:: DATASET EXCERPTS ::

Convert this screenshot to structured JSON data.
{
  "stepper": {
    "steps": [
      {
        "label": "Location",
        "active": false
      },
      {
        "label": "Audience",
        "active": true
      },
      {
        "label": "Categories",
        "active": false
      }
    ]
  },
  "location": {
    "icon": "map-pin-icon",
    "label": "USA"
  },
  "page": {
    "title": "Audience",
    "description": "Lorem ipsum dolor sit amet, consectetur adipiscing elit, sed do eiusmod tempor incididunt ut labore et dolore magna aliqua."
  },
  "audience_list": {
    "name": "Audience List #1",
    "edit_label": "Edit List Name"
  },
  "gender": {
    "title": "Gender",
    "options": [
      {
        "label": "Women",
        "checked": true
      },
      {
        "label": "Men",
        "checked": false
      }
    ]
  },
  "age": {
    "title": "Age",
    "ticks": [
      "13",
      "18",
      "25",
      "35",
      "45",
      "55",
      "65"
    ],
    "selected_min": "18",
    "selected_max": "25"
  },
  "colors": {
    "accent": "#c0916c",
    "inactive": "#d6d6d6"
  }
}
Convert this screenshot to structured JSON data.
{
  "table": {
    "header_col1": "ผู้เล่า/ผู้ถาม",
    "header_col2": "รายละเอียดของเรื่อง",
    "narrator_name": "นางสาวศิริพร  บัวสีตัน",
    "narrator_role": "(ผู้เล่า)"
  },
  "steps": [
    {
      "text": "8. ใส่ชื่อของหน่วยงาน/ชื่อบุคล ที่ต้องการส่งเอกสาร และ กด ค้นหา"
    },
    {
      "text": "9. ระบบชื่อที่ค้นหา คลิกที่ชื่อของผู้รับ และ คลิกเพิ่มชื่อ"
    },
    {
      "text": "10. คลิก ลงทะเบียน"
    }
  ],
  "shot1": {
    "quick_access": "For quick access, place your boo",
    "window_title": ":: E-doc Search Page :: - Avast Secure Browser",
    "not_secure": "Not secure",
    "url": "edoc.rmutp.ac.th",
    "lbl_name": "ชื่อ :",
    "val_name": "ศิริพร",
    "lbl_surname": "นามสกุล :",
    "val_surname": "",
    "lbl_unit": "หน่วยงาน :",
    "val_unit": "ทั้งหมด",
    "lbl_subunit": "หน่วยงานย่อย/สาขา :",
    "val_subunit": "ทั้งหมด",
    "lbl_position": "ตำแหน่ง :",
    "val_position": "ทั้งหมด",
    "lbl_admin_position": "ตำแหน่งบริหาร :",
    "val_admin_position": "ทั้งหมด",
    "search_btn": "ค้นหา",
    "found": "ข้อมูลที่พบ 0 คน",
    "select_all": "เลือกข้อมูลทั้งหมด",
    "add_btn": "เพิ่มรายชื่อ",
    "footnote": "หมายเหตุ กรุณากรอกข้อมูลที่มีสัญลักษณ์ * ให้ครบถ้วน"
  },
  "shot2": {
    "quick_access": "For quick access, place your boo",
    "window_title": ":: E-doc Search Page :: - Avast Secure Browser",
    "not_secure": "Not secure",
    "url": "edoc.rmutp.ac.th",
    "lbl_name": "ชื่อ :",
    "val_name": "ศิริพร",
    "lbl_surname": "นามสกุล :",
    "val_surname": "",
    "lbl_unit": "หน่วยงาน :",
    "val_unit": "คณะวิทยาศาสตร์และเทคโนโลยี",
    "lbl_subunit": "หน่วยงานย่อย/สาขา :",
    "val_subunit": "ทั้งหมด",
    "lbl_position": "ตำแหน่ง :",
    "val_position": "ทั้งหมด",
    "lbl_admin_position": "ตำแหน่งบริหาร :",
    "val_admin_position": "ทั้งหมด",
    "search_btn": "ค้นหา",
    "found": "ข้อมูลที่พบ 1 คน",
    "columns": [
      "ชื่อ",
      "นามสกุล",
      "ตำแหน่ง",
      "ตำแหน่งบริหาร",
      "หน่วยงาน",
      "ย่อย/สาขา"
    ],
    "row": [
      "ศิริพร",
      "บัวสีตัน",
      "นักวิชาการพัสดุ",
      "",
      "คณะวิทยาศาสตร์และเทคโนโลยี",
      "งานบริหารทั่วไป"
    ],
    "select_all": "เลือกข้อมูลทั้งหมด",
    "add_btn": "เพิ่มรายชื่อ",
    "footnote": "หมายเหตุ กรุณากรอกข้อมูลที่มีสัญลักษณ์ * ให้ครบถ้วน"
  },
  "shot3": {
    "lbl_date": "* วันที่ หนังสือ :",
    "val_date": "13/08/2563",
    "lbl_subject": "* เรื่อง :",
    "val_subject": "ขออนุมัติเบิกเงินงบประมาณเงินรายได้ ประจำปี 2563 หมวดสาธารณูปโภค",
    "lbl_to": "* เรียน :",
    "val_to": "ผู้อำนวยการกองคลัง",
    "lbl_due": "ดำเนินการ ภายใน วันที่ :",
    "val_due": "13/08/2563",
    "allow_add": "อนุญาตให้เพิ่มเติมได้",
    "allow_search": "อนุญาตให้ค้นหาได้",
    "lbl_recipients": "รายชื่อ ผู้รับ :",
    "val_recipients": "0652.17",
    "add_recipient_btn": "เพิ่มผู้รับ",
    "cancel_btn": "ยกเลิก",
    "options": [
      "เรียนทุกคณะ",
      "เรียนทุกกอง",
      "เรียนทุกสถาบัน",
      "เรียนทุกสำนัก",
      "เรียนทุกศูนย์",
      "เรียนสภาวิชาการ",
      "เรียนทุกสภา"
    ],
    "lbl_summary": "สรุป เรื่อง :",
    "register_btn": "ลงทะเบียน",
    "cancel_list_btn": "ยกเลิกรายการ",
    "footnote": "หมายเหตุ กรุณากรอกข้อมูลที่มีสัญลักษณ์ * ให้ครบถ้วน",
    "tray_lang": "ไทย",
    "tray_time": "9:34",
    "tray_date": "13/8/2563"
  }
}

:::
:: DATASET EXCERPTS ::

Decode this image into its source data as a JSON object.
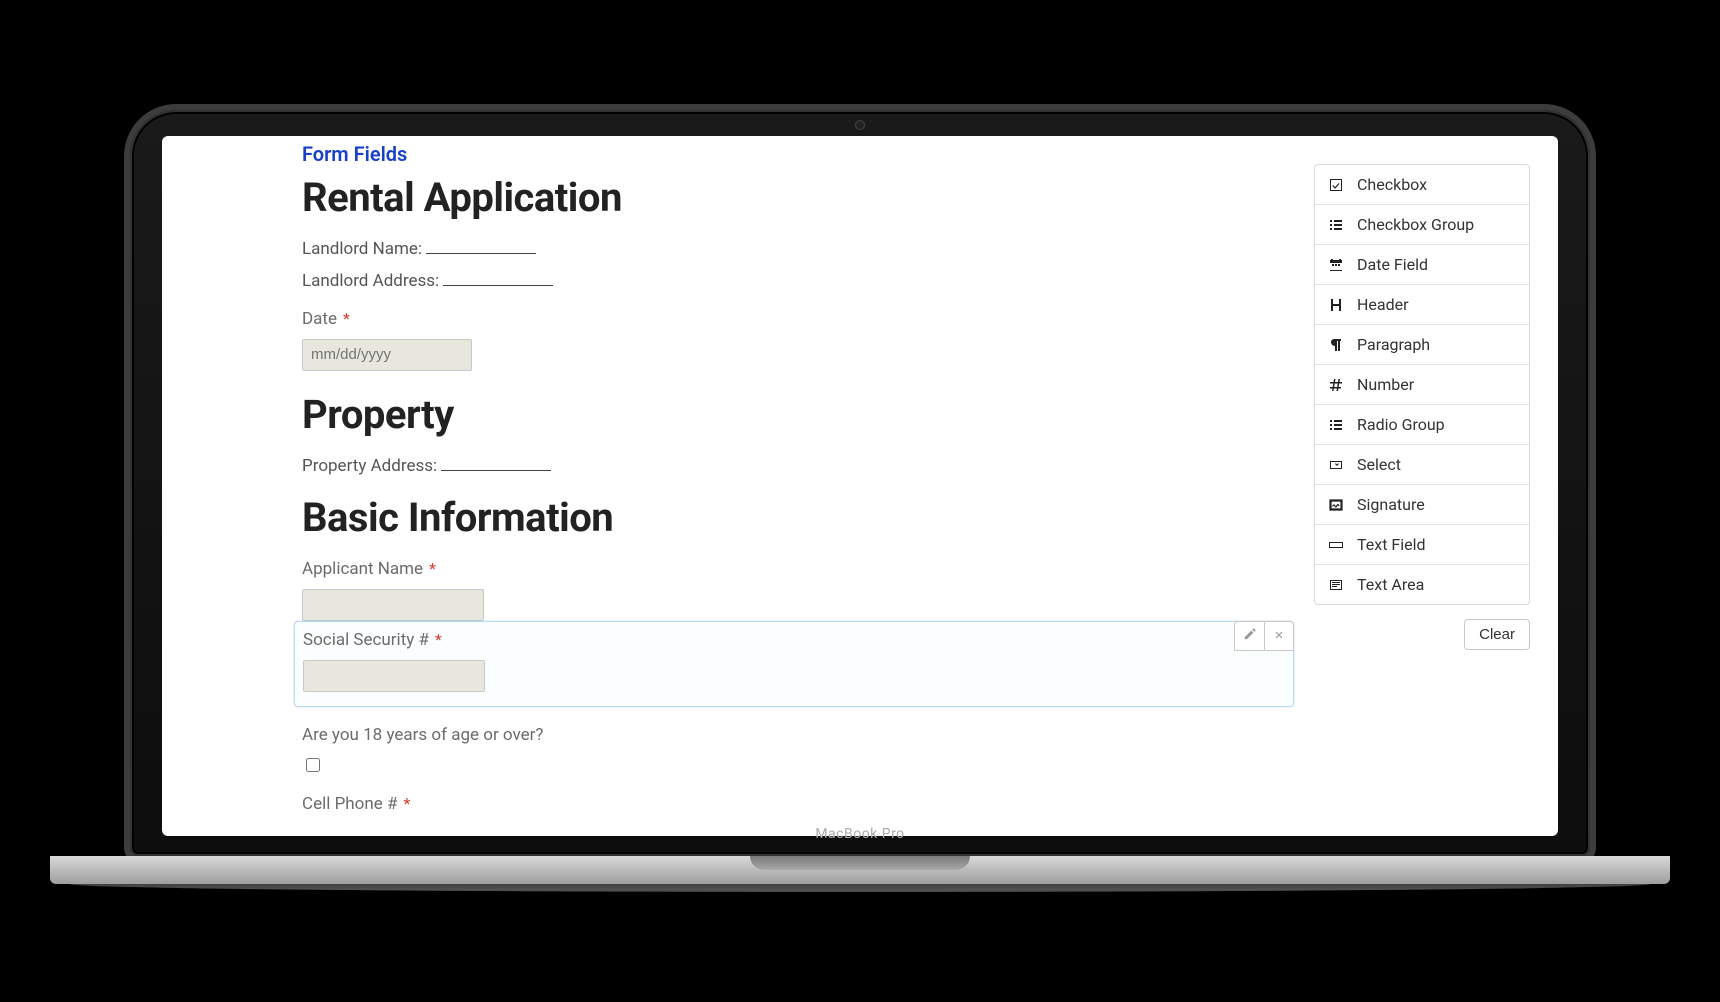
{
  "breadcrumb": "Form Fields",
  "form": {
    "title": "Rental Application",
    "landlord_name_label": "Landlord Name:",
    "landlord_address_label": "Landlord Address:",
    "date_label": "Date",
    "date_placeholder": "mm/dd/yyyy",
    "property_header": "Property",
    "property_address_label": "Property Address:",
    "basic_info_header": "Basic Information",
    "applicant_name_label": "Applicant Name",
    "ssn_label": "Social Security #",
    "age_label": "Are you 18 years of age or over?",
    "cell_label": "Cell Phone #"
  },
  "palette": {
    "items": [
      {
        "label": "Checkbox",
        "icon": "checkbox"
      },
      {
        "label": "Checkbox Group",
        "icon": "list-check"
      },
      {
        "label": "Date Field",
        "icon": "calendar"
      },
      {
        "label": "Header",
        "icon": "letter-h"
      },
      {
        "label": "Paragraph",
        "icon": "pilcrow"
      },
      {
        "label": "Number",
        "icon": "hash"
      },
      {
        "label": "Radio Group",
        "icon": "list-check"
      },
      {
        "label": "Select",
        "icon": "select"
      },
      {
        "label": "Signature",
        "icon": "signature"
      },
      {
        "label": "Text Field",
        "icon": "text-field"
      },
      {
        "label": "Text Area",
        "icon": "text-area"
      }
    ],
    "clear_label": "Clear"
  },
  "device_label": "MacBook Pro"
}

:::

§ WHAT YOU HAVE TO DO:
Tally how many lines of the data include the word "ยกเล". Write the number and nothing else.

§ TASK SOLUTION:
2